Task objective: Search the listing for "labels" and copy every line where it appears.
-------- Dataset extract --------
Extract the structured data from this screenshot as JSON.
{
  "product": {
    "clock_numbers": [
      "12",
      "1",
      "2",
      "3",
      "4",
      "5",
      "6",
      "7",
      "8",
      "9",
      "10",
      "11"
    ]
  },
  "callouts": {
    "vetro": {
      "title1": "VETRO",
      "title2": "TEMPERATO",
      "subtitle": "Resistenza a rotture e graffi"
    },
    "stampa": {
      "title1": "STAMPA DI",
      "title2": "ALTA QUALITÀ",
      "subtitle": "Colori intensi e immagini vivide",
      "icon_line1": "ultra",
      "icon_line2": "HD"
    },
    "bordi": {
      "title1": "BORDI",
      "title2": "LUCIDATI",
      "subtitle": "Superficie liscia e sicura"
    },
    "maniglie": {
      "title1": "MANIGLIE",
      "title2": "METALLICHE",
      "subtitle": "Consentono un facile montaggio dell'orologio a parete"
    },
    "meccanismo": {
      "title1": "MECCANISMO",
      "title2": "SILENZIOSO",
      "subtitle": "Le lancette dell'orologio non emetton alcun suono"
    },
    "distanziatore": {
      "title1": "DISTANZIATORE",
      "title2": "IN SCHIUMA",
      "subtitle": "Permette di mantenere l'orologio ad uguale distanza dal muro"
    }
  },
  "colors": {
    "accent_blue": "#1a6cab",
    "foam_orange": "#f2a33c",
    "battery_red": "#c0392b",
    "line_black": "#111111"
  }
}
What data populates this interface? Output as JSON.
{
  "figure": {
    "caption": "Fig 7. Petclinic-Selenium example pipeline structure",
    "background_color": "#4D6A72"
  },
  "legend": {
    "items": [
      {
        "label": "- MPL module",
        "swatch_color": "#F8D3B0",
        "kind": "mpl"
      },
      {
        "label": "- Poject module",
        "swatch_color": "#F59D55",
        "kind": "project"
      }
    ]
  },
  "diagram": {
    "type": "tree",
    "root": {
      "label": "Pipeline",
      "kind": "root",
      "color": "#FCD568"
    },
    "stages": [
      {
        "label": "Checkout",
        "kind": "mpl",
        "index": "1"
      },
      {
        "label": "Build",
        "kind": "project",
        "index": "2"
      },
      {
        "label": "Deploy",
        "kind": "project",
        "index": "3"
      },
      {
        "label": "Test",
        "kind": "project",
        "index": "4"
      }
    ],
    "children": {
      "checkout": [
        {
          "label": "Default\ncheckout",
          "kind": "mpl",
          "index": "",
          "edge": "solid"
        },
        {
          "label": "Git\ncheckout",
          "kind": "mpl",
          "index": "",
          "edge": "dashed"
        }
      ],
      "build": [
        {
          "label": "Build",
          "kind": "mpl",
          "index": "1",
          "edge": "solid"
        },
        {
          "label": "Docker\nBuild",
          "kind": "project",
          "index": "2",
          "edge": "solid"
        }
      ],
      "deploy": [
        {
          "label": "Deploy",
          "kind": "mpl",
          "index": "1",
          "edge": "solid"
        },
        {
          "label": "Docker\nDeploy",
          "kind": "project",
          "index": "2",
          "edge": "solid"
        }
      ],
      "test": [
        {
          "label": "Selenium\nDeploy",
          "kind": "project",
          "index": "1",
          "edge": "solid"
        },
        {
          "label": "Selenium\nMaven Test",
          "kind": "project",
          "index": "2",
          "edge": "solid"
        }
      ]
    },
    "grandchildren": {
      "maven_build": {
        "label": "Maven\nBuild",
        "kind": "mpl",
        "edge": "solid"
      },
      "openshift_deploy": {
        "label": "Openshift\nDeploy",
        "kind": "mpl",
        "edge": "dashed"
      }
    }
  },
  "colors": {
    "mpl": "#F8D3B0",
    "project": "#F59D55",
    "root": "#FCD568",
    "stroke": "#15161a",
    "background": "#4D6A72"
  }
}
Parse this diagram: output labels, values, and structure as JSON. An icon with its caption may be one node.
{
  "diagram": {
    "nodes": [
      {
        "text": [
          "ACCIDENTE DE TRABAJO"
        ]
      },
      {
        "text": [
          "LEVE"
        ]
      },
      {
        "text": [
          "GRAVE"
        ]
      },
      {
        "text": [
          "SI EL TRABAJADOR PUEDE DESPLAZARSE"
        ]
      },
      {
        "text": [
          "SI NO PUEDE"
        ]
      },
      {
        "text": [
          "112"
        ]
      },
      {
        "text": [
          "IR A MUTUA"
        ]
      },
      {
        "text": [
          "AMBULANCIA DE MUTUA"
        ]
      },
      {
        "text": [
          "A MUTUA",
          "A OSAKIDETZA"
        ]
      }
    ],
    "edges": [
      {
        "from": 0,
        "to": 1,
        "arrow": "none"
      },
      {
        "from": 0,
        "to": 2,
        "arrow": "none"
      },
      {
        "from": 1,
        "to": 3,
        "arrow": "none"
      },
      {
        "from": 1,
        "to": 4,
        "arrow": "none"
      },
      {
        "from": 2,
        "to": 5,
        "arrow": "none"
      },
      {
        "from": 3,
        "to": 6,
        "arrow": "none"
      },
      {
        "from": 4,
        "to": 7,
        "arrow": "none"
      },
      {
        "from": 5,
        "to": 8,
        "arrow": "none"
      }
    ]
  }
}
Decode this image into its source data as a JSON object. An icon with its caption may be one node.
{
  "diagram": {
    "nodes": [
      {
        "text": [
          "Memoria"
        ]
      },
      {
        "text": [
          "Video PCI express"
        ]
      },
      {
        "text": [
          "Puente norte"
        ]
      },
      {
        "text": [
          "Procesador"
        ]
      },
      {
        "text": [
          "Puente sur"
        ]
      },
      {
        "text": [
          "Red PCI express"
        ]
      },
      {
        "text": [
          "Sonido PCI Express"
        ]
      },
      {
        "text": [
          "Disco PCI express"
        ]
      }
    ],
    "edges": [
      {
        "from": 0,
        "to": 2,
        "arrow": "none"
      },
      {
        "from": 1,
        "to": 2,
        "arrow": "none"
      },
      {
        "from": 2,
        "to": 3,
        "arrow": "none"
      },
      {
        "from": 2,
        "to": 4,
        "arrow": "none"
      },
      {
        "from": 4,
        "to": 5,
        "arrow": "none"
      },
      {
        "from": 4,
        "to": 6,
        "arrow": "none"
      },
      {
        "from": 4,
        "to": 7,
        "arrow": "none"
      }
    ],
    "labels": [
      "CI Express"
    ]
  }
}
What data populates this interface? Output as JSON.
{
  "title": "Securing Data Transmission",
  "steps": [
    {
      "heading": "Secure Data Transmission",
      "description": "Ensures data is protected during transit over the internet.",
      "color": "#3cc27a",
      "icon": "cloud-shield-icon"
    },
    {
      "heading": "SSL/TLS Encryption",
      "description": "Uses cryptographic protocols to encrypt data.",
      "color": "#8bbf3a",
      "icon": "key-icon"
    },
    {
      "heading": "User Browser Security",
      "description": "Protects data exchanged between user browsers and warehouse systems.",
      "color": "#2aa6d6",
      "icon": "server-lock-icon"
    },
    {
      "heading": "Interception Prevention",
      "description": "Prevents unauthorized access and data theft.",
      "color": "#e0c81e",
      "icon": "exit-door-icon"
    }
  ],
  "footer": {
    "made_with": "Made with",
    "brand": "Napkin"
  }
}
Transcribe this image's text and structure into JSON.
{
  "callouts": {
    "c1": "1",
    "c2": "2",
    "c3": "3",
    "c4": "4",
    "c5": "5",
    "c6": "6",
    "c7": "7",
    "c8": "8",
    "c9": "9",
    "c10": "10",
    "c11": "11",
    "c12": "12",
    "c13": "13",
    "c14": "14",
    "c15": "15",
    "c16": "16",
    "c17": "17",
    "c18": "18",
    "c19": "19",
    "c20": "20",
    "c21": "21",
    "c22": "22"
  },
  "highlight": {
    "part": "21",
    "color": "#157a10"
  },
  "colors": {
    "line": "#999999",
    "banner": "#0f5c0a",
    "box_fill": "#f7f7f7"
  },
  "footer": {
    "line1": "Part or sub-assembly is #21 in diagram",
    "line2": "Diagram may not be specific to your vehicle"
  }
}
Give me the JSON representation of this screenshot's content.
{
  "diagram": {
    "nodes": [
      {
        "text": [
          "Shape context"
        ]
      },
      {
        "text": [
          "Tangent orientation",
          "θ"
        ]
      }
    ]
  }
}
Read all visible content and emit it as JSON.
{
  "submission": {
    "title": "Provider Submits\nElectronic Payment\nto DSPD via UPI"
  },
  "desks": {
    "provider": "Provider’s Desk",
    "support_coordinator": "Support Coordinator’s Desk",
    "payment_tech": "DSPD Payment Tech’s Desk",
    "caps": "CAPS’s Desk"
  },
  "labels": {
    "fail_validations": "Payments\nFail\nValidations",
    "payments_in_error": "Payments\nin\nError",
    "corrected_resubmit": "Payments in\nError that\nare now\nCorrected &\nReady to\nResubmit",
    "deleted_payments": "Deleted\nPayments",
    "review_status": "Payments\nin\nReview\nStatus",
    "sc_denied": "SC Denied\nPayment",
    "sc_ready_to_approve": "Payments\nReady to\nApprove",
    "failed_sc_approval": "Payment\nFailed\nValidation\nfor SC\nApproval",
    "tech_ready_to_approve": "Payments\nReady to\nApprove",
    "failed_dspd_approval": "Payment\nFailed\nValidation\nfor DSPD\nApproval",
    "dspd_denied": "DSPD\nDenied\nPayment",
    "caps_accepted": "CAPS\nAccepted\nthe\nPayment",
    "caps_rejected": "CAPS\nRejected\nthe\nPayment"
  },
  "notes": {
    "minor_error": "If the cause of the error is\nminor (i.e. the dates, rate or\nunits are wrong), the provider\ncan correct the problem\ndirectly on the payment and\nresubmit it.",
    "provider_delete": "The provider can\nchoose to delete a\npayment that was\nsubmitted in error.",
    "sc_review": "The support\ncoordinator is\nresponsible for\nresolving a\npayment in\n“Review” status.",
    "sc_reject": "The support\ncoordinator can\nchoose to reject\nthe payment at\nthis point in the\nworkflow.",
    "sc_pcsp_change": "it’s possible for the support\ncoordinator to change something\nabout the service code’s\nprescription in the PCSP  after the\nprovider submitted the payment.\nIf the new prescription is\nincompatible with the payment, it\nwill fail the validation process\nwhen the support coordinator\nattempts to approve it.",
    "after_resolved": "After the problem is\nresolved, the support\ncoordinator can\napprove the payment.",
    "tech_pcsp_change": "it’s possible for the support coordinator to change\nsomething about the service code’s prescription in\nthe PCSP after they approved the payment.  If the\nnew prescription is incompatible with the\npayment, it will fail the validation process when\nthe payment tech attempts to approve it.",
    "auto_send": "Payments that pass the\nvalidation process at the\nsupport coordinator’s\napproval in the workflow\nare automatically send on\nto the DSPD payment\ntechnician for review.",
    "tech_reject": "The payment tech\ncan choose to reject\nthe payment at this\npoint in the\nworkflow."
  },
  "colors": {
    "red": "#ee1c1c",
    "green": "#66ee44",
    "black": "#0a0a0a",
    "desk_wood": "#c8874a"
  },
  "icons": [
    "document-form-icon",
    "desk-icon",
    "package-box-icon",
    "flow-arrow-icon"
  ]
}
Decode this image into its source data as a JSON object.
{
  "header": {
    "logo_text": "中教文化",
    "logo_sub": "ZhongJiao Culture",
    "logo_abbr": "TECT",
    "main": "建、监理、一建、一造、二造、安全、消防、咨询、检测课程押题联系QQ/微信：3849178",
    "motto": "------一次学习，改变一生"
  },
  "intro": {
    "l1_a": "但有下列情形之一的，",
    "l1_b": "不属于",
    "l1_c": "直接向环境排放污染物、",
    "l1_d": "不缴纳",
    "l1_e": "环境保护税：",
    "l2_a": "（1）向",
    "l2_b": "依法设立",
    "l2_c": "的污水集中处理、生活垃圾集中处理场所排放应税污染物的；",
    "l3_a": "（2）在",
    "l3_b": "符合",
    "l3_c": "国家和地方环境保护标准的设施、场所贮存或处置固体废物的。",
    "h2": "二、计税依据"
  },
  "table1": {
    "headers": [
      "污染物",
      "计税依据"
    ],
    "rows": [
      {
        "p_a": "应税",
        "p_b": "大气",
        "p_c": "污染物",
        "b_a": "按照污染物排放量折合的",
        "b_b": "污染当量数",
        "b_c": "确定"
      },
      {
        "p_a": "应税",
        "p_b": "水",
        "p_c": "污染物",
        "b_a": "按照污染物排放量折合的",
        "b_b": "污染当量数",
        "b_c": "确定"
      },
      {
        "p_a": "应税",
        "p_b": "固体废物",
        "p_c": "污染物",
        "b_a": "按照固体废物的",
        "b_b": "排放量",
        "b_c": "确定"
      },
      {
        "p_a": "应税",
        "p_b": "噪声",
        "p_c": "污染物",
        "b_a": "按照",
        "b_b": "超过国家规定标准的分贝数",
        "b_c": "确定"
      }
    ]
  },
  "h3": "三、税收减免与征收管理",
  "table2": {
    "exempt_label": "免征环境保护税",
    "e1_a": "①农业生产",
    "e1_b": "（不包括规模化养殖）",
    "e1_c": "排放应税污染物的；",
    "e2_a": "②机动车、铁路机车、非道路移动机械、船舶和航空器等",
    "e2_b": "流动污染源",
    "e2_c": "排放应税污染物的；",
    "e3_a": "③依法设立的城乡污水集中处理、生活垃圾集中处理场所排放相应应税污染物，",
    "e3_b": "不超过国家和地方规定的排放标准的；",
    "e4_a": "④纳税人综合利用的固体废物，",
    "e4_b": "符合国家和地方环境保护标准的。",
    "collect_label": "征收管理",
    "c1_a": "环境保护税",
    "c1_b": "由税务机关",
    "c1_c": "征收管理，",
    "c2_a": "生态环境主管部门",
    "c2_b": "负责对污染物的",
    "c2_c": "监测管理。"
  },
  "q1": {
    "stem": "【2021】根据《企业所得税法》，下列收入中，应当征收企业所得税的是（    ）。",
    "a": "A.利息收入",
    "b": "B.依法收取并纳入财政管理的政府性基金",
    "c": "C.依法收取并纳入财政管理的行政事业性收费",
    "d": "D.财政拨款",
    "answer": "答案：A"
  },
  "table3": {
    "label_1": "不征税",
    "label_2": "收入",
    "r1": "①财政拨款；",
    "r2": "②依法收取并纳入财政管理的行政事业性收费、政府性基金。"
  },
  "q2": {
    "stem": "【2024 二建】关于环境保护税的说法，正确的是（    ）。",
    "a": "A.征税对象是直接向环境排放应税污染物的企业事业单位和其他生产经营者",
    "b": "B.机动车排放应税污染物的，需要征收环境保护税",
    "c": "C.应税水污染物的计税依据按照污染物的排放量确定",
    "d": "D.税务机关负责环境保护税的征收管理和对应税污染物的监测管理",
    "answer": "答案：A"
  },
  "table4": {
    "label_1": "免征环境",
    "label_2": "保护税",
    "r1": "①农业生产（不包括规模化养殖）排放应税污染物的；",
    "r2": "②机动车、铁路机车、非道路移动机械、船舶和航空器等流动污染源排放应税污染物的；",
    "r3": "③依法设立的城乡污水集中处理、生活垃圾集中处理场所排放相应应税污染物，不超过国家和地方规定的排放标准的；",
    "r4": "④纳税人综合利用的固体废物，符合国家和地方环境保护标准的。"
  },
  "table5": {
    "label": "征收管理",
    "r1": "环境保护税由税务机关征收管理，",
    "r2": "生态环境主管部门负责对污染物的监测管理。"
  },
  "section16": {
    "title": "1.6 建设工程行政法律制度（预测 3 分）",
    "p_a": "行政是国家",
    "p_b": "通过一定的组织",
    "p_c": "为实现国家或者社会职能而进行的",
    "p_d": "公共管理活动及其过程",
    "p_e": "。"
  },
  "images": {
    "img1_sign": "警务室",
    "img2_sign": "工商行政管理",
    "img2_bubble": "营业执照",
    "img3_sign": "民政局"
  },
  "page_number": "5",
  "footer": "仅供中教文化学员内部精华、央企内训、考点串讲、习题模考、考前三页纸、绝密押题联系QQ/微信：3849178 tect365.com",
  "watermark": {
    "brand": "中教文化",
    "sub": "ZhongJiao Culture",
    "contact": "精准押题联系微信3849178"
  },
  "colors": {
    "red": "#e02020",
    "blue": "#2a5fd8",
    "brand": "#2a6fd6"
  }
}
--------
Response:
Parse this diagram: output labels, values, and structure as JSON. An icon with its caption may be one node.
    "labels": [
  "labels": {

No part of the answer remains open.